Source records:
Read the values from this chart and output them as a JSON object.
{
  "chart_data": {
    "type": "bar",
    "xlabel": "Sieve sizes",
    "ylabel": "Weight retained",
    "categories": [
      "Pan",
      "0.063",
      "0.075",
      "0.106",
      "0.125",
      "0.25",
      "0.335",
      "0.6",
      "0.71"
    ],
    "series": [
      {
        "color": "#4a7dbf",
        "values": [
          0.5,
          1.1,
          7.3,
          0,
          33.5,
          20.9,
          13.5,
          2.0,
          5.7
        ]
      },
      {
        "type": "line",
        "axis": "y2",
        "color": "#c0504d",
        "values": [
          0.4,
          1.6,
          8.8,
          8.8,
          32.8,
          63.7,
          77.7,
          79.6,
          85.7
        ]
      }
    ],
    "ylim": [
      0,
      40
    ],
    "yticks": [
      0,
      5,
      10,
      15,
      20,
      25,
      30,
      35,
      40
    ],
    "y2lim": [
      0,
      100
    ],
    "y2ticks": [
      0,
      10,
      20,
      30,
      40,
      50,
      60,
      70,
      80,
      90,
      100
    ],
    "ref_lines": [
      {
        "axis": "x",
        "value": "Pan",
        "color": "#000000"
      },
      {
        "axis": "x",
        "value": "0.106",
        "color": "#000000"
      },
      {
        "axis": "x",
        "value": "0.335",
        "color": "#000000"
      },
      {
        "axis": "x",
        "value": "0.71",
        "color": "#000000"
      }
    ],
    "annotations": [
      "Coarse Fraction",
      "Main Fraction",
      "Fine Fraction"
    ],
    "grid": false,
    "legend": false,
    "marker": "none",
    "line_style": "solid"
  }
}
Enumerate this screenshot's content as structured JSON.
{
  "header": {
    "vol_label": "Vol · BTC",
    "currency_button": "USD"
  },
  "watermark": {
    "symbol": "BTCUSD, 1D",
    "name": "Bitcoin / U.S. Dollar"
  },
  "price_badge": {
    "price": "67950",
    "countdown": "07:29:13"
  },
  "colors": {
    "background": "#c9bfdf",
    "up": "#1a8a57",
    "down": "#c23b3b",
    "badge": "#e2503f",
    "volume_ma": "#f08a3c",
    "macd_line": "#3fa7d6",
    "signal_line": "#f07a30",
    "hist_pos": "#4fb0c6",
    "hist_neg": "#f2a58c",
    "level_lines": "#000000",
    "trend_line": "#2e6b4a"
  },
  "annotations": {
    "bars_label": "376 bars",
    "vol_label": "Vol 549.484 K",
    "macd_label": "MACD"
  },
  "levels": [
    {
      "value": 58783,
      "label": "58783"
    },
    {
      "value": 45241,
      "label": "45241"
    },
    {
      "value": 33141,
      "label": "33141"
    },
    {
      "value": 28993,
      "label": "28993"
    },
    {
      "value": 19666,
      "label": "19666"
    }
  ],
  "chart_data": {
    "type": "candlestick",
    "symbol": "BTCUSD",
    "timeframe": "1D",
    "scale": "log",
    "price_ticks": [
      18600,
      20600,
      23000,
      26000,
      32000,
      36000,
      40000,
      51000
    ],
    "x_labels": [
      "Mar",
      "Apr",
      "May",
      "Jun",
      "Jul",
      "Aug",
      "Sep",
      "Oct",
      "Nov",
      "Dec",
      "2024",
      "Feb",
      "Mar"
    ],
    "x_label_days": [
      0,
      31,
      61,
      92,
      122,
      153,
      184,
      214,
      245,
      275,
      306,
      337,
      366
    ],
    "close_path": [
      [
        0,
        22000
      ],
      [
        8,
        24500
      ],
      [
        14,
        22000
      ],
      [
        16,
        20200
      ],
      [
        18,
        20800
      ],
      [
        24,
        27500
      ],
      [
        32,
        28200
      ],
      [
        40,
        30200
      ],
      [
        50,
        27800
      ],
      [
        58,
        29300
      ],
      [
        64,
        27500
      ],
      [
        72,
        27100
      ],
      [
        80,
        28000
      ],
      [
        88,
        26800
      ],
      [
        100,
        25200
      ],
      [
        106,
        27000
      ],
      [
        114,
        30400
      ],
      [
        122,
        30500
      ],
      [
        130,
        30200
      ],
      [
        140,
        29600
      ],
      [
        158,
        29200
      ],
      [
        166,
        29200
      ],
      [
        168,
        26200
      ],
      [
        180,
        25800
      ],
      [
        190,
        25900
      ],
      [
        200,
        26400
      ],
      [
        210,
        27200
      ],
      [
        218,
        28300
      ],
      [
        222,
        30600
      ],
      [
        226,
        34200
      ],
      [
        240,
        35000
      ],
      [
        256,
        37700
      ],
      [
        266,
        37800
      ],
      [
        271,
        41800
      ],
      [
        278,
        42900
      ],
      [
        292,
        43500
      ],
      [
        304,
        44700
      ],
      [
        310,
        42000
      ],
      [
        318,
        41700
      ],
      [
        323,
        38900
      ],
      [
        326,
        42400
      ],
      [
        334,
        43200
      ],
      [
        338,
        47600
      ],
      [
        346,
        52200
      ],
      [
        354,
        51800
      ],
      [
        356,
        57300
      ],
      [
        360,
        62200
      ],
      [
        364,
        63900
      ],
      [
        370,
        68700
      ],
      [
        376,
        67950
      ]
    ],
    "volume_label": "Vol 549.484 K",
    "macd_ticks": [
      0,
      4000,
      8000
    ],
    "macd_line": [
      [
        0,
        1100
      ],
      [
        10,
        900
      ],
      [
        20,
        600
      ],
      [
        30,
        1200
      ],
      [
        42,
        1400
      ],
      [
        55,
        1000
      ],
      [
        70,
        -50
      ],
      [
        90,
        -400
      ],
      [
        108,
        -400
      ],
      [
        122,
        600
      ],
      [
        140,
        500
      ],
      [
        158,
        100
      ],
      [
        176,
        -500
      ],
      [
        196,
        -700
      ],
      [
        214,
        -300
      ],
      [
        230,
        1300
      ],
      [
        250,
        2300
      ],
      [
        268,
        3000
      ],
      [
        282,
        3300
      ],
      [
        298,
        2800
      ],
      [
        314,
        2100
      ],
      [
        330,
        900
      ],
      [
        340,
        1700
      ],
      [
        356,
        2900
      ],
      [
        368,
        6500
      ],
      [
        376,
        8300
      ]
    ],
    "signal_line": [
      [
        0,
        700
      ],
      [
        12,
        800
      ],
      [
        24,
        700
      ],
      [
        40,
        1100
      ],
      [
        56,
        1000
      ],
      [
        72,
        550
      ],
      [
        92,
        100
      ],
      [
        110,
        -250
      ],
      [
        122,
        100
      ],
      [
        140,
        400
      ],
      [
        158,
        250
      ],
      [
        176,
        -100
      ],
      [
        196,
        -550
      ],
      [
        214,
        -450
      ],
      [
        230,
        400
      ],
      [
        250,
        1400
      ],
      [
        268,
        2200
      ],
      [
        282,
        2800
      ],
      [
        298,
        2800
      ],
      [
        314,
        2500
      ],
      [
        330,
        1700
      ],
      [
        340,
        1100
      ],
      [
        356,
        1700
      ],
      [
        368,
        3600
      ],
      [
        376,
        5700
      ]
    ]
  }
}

Task goal:
Exactly reproduce every record.

Final result:
Read the values from this chart and output them as a JSON object.
{
  "chart_data": {
    "type": "bar",
    "xlabel": "Sieve sizes",
    "ylabel": "Weight retained",
    "categories": [
      "Pan",
      "0.063",
      "0.075",
      "0.106",
      "0.125",
      "0.25",
      "0.335",
      "0.6",
      "0.71"
    ],
    "series": [
      {
        "color": "#4a7dbf",
        "values": [
          0.5,
          1.1,
          7.3,
          0,
          33.5,
          20.9,
          13.5,
          2.0,
          5.7
        ]
      },
      {
        "type": "line",
        "axis": "y2",
        "color": "#c0504d",
        "values": [
          0.4,
          1.6,
          8.8,
          8.8,
          32.8,
          63.7,
          77.7,
          79.6,
          85.7
        ]
      }
    ],
    "ylim": [
      0,
      40
    ],
    "yticks": [
      0,
      5,
      10,
      15,
      20,
      25,
      30,
      35,
      40
    ],
    "y2lim": [
      0,
      100
    ],
    "y2ticks": [
      0,
      10,
      20,
      30,
      40,
      50,
      60,
      70,
      80,
      90,
      100
    ],
    "ref_lines": [
      {
        "axis": "x",
        "value": "Pan",
        "color": "#000000"
      },
      {
        "axis": "x",
        "value": "0.106",
        "color": "#000000"
      },
      {
        "axis": "x",
        "value": "0.335",
        "color": "#000000"
      },
      {
        "axis": "x",
        "value": "0.71",
        "color": "#000000"
      }
    ],
    "annotations": [
      "Coarse Fraction",
      "Main Fraction",
      "Fine Fraction"
    ],
    "grid": false,
    "legend": false,
    "marker": "none",
    "line_style": "solid"
  }
}
Enumerate this screenshot's content as structured JSON.
{
  "header": {
    "vol_label": "Vol · BTC",
    "currency_button": "USD"
  },
  "watermark": {
    "symbol": "BTCUSD, 1D",
    "name": "Bitcoin / U.S. Dollar"
  },
  "price_badge": {
    "price": "67950",
    "countdown": "07:29:13"
  },
  "colors": {
    "background": "#c9bfdf",
    "up": "#1a8a57",
    "down": "#c23b3b",
    "badge": "#e2503f",
    "volume_ma": "#f08a3c",
    "macd_line": "#3fa7d6",
    "signal_line": "#f07a30",
    "hist_pos": "#4fb0c6",
    "hist_neg": "#f2a58c",
    "level_lines": "#000000",
    "trend_line": "#2e6b4a"
  },
  "annotations": {
    "bars_label": "376 bars",
    "vol_label": "Vol 549.484 K",
    "macd_label": "MACD"
  },
  "levels": [
    {
      "value": 58783,
      "label": "58783"
    },
    {
      "value": 45241,
      "label": "45241"
    },
    {
      "value": 33141,
      "label": "33141"
    },
    {
      "value": 28993,
      "label": "28993"
    },
    {
      "value": 19666,
      "label": "19666"
    }
  ],
  "chart_data": {
    "type": "candlestick",
    "symbol": "BTCUSD",
    "timeframe": "1D",
    "scale": "log",
    "price_ticks": [
      18600,
      20600,
      23000,
      26000,
      32000,
      36000,
      40000,
      51000
    ],
    "x_labels": [
      "Mar",
      "Apr",
      "May",
      "Jun",
      "Jul",
      "Aug",
      "Sep",
      "Oct",
      "Nov",
      "Dec",
      "2024",
      "Feb",
      "Mar"
    ],
    "x_label_days": [
      0,
      31,
      61,
      92,
      122,
      153,
      184,
      214,
      245,
      275,
      306,
      337,
      366
    ],
    "close_path": [
      [
        0,
        22000
      ],
      [
        8,
        24500
      ],
      [
        14,
        22000
      ],
      [
        16,
        20200
      ],
      [
        18,
        20800
      ],
      [
        24,
        27500
      ],
      [
        32,
        28200
      ],
      [
        40,
        30200
      ],
      [
        50,
        27800
      ],
      [
        58,
        29300
      ],
      [
        64,
        27500
      ],
      [
        72,
        27100
      ],
      [
        80,
        28000
      ],
      [
        88,
        26800
      ],
      [
        100,
        25200
      ],
      [
        106,
        27000
      ],
      [
        114,
        30400
      ],
      [
        122,
        30500
      ],
      [
        130,
        30200
      ],
      [
        140,
        29600
      ],
      [
        158,
        29200
      ],
      [
        166,
        29200
      ],
      [
        168,
        26200
      ],
      [
        180,
        25800
      ],
      [
        190,
        25900
      ],
      [
        200,
        26400
      ],
      [
        210,
        27200
      ],
      [
        218,
        28300
      ],
      [
        222,
        30600
      ],
      [
        226,
        34200
      ],
      [
        240,
        35000
      ],
      [
        256,
        37700
      ],
      [
        266,
        37800
      ],
      [
        271,
        41800
      ],
      [
        278,
        42900
      ],
      [
        292,
        43500
      ],
      [
        304,
        44700
      ],
      [
        310,
        42000
      ],
      [
        318,
        41700
      ],
      [
        323,
        38900
      ],
      [
        326,
        42400
      ],
      [
        334,
        43200
      ],
      [
        338,
        47600
      ],
      [
        346,
        52200
      ],
      [
        354,
        51800
      ],
      [
        356,
        57300
      ],
      [
        360,
        62200
      ],
      [
        364,
        63900
      ],
      [
        370,
        68700
      ],
      [
        376,
        67950
      ]
    ],
    "volume_label": "Vol 549.484 K",
    "macd_ticks": [
      0,
      4000,
      8000
    ],
    "macd_line": [
      [
        0,
        1100
      ],
      [
        10,
        900
      ],
      [
        20,
        600
      ],
      [
        30,
        1200
      ],
      [
        42,
        1400
      ],
      [
        55,
        1000
      ],
      [
        70,
        -50
      ],
      [
        90,
        -400
      ],
      [
        108,
        -400
      ],
      [
        122,
        600
      ],
      [
        140,
        500
      ],
      [
        158,
        100
      ],
      [
        176,
        -500
      ],
      [
        196,
        -700
      ],
      [
        214,
        -300
      ],
      [
        230,
        1300
      ],
      [
        250,
        2300
      ],
      [
        268,
        3000
      ],
      [
        282,
        3300
      ],
      [
        298,
        2800
      ],
      [
        314,
        2100
      ],
      [
        330,
        900
      ],
      [
        340,
        1700
      ],
      [
        356,
        2900
      ],
      [
        368,
        6500
      ],
      [
        376,
        8300
      ]
    ],
    "signal_line": [
      [
        0,
        700
      ],
      [
        12,
        800
      ],
      [
        24,
        700
      ],
      [
        40,
        1100
      ],
      [
        56,
        1000
      ],
      [
        72,
        550
      ],
      [
        92,
        100
      ],
      [
        110,
        -250
      ],
      [
        122,
        100
      ],
      [
        140,
        400
      ],
      [
        158,
        250
      ],
      [
        176,
        -100
      ],
      [
        196,
        -550
      ],
      [
        214,
        -450
      ],
      [
        230,
        400
      ],
      [
        250,
        1400
      ],
      [
        268,
        2200
      ],
      [
        282,
        2800
      ],
      [
        298,
        2800
      ],
      [
        314,
        2500
      ],
      [
        330,
        1700
      ],
      [
        340,
        1100
      ],
      [
        356,
        1700
      ],
      [
        368,
        3600
      ],
      [
        376,
        5700
      ]
    ]
  }
}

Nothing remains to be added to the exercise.